Entries provided ->

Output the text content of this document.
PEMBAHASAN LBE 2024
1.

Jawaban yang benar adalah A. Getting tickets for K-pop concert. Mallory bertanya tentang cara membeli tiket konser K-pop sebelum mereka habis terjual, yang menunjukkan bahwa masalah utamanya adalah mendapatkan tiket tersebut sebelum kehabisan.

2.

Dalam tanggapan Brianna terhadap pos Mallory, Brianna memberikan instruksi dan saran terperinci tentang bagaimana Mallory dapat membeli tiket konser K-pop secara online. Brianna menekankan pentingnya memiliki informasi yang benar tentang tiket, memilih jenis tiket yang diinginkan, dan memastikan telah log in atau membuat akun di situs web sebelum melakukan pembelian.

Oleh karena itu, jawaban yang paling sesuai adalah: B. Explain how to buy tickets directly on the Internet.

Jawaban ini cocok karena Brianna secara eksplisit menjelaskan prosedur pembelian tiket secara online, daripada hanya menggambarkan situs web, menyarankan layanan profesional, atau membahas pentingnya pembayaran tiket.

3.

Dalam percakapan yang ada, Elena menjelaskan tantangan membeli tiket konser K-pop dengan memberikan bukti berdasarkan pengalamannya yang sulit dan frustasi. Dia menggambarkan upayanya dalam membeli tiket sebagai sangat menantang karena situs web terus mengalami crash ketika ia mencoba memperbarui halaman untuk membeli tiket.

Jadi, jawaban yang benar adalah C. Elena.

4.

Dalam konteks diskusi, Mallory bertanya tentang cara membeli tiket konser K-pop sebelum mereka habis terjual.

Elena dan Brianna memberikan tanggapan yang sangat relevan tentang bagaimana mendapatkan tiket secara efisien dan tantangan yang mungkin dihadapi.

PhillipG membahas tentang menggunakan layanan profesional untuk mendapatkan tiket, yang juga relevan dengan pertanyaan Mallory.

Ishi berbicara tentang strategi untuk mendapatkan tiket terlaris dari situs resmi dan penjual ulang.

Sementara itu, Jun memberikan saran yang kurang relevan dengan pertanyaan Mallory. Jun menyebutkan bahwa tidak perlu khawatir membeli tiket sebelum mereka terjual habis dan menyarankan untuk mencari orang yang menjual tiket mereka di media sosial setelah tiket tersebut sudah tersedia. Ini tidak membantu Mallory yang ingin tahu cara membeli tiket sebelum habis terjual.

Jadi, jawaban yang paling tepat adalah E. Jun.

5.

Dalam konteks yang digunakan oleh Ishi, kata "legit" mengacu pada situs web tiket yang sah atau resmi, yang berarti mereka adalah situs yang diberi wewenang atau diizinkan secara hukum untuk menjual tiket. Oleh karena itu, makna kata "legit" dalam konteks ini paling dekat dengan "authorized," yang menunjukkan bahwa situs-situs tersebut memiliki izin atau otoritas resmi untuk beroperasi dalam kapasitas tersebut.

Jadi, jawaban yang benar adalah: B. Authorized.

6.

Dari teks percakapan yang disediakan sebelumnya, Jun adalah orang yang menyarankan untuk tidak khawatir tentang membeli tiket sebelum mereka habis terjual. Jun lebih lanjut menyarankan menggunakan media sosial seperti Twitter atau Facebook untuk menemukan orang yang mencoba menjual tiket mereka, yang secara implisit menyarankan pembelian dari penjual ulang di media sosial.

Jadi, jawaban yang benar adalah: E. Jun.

Exercise details -> Among the entries, how many lines include the word "bagaimana"? Answer with a single number and nothing further.

Solution to this task -> 2